Dataset items:
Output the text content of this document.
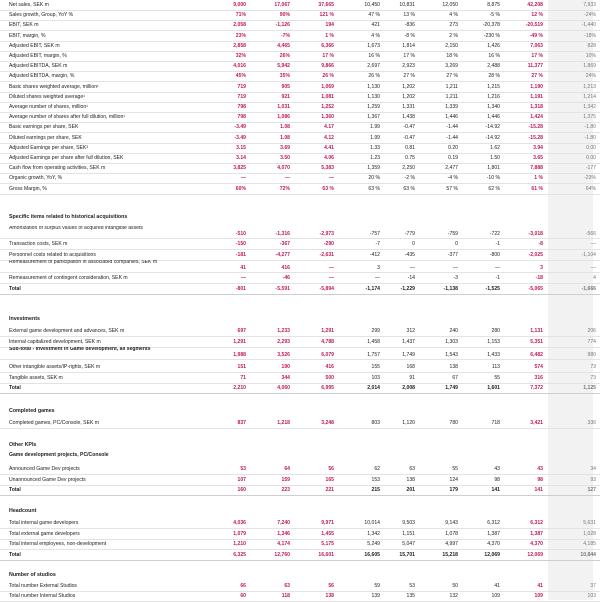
Net sales, SEK m	9,000	17,067	37,665	10,450	10,831	12,050	8,875	42,208	7,933
Sales growth, Group, YoY %	71%	90%	121 %	47 %	13 %	4 %	-5 %	12 %	-24%
EBIT, SEK m	2,058	-1,126	194	421	-836	273	-20,378	-20,519	-1,440
EBIT, margin, %	23%	-7%	1 %	4 %	-8 %	2 %	-230 %	-49 %	-18%
Adjusted EBIT, SEK m	2,858	4,465	6,366	1,673	1,814	2,150	1,426	7,063	828
Adjusted EBIT, margin, %	32%	26%	17 %	16 %	17 %	18 %	16 %	17 %	10%
Adjusted EBITDA, SEK m	4,016	5,942	9,866	2,697	2,923	3,269	2,488	11,377	1,869
Adjusted EBITDA, margin, %	45%	35%	26 %	26 %	27 %	27 %	28 %	27 %	24%
Basic shares weighted average, million¹	719	905	1,069	1,130	1,202	1,211	1,215	1,190	1,213
Diluted shares weighted average¹	719	921	1,081	1,130	1,202	1,211	1,216	1,191	1,214
Average number of shares, million¹	798	1,031	1,252	1,259	1,331	1,339	1,340	1,318	1,342
Average number of shares after full dilution, million¹	798	1,086	1,360	1,367	1,438	1,446	1,446	1,424	1,375
Basic earnings per share, SEK	-3.49	1.08	4.17	1.99	-0.47	-1.44	-14.92	-15.28	-1.80
Diluted earnings per share, SEK	-3.49	1.08	4.12	1.99	-0.47	-1.44	-14.92	-15.28	-1.80
Adjusted Earnings per share, SEK³	3.15	3.69	4.41	1.33	0.81	0.20	1.62	3.94	0.00
Adjusted Earnings per share after full dilution, SEK	3.14	3.50	4.06	1.23	0.75	0.19	1.50	3.65	0.00
Cash flow from operating activities, SEK m	3,825	4,070	5,383	1,359	2,250	2,477	1,801	7,888	-177
Organic growth, YoY, %	—	—	—	20 %	-2 %	-4 %	-10 %	1 %	-23%
Gross Margin, %	60%	72%	63 %	63 %	63 %	57 %	62 %	61 %	64%
Specific items related to historical acquisitions
Amortization of surplus values of acquired intangible assets
-510	-1,316	-2,973	-757	-779	-759	-722	-3,018	-566
Transaction costs, SEK m	-150	-367	-290	-7	0	0	-1	-8	—
Personnel costs related to acquisitions	-181	-4,277	-2,631	-412	-435	-377	-800	-2,025	-1,104
Remeasurement of participation in associated companies, SEK m
41	416	—	3	—	—	—	3	—
Remeasurement of contingent consideration, SEK m	—	-46	—	—	-14	-3	-1	-18	4
Total	-801	-5,591	-5,894	-1,174	-1,229	-1,138	-1,525	-5,065	-1,666
Investments
External game development and advances, SEK m	697	1,233	1,291	299	312	240	280	1,131	206
Internal capitalized development, SEK m	1,291	2,293	4,788	1,458	1,437	1,303	1,153	5,351	774
Sub-total - Investment in Game development, all segments
1,988	3,526	6,079	1,757	1,749	1,543	1,433	6,482	980
Other intangible assets/IP-rights, SEK m	151	190	416	155	168	138	113	574	73
Tangible assets, SEK m	71	344	500	103	91	67	55	316	73
Total	2,210	4,060	6,995	2,014	2,008	1,749	1,601	7,372	1,125
Completed games
Completed games, PC/Console, SEK m	837	1,218	3,248	803	1,120	780	718	3,421	336
Other KPIs
Game development projects, PC/Console
Announced Game Dev projects	53	64	56	62	63	55	43	43	34
Unannounced Game Dev projects	107	159	165	153	138	124	98	98	93
Total	160	223	221	215	201	179	141	141	127
Headcount
Total internal game developers	4,036	7,240	9,971	10,014	9,503	9,143	6,312	6,312	5,631
Total external game developers	1,079	1,346	1,455	1,342	1,151	1,078	1,387	1,387	1,028
Total internal employees, non-development	1,210	4,174	5,175	5,249	5,047	4,997	4,370	4,370	4,185
Total	6,325	12,760	16,601	16,605	15,701	15,218	12,069	12,069	10,844
Number of studios
Total number External Studios	66	63	56	59	53	50	41	41	37
Total number Internal Studios	60	118	138	139	135	132	109	109	103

Instructions for the task: Each entry above is to be written out again unchanged, apart from the pictures, which are left out.

Response:
Output the text content of this document.
Net sales, SEK m	9,000	17,067	37,665	10,450	10,831	12,050	8,875	42,208	7,933
Sales growth, Group, YoY %	71%	90%	121 %	47 %	13 %	4 %	-5 %	12 %	-24%
EBIT, SEK m	2,058	-1,126	194	421	-836	273	-20,378	-20,519	-1,440
EBIT, margin, %	23%	-7%	1 %	4 %	-8 %	2 %	-230 %	-49 %	-18%
Adjusted EBIT, SEK m	2,858	4,465	6,366	1,673	1,814	2,150	1,426	7,063	828
Adjusted EBIT, margin, %	32%	26%	17 %	16 %	17 %	18 %	16 %	17 %	10%
Adjusted EBITDA, SEK m	4,016	5,942	9,866	2,697	2,923	3,269	2,488	11,377	1,869
Adjusted EBITDA, margin, %	45%	35%	26 %	26 %	27 %	27 %	28 %	27 %	24%
Basic shares weighted average, million¹	719	905	1,069	1,130	1,202	1,211	1,215	1,190	1,213
Diluted shares weighted average¹	719	921	1,081	1,130	1,202	1,211	1,216	1,191	1,214
Average number of shares, million¹	798	1,031	1,252	1,259	1,331	1,339	1,340	1,318	1,342
Average number of shares after full dilution, million¹	798	1,086	1,360	1,367	1,438	1,446	1,446	1,424	1,375
Basic earnings per share, SEK	-3.49	1.08	4.17	1.99	-0.47	-1.44	-14.92	-15.28	-1.80
Diluted earnings per share, SEK	-3.49	1.08	4.12	1.99	-0.47	-1.44	-14.92	-15.28	-1.80
Adjusted Earnings per share, SEK³	3.15	3.69	4.41	1.33	0.81	0.20	1.62	3.94	0.00
Adjusted Earnings per share after full dilution, SEK	3.14	3.50	4.06	1.23	0.75	0.19	1.50	3.65	0.00
Cash flow from operating activities, SEK m	3,825	4,070	5,383	1,359	2,250	2,477	1,801	7,888	-177
Organic growth, YoY, %	—	—	—	20 %	-2 %	-4 %	-10 %	1 %	-23%
Gross Margin, %	60%	72%	63 %	63 %	63 %	57 %	62 %	61 %	64%
Specific items related to historical acquisitions
Amortization of surplus values of acquired intangible assets
-510	-1,316	-2,973	-757	-779	-759	-722	-3,018	-566
Transaction costs, SEK m	-150	-367	-290	-7	0	0	-1	-8	—
Personnel costs related to acquisitions	-181	-4,277	-2,631	-412	-435	-377	-800	-2,025	-1,104
Remeasurement of participation in associated companies, SEK m
41	416	—	3	—	—	—	3	—
Remeasurement of contingent consideration, SEK m	—	-46	—	—	-14	-3	-1	-18	4
Total	-801	-5,591	-5,894	-1,174	-1,229	-1,138	-1,525	-5,065	-1,666
Investments
External game development and advances, SEK m	697	1,233	1,291	299	312	240	280	1,131	206
Internal capitalized development, SEK m	1,291	2,293	4,788	1,458	1,437	1,303	1,153	5,351	774
Sub-total - Investment in Game development, all segments
1,988	3,526	6,079	1,757	1,749	1,543	1,433	6,482	980
Other intangible assets/IP-rights, SEK m	151	190	416	155	168	138	113	574	73
Tangible assets, SEK m	71	344	500	103	91	67	55	316	73
Total	2,210	4,060	6,995	2,014	2,008	1,749	1,601	7,372	1,125
Completed games
Completed games, PC/Console, SEK m	837	1,218	3,248	803	1,120	780	718	3,421	336
Other KPIs
Game development projects, PC/Console
Announced Game Dev projects	53	64	56	62	63	55	43	43	34
Unannounced Game Dev projects	107	159	165	153	138	124	98	98	93
Total	160	223	221	215	201	179	141	141	127
Headcount
Total internal game developers	4,036	7,240	9,971	10,014	9,503	9,143	6,312	6,312	5,631
Total external game developers	1,079	1,346	1,455	1,342	1,151	1,078	1,387	1,387	1,028
Total internal employees, non-development	1,210	4,174	5,175	5,249	5,047	4,997	4,370	4,370	4,185
Total	6,325	12,760	16,601	16,605	15,701	15,218	12,069	12,069	10,844
Number of studios
Total number External Studios	66	63	56	59	53	50	41	41	37
Total number Internal Studios	60	118	138	139	135	132	109	109	103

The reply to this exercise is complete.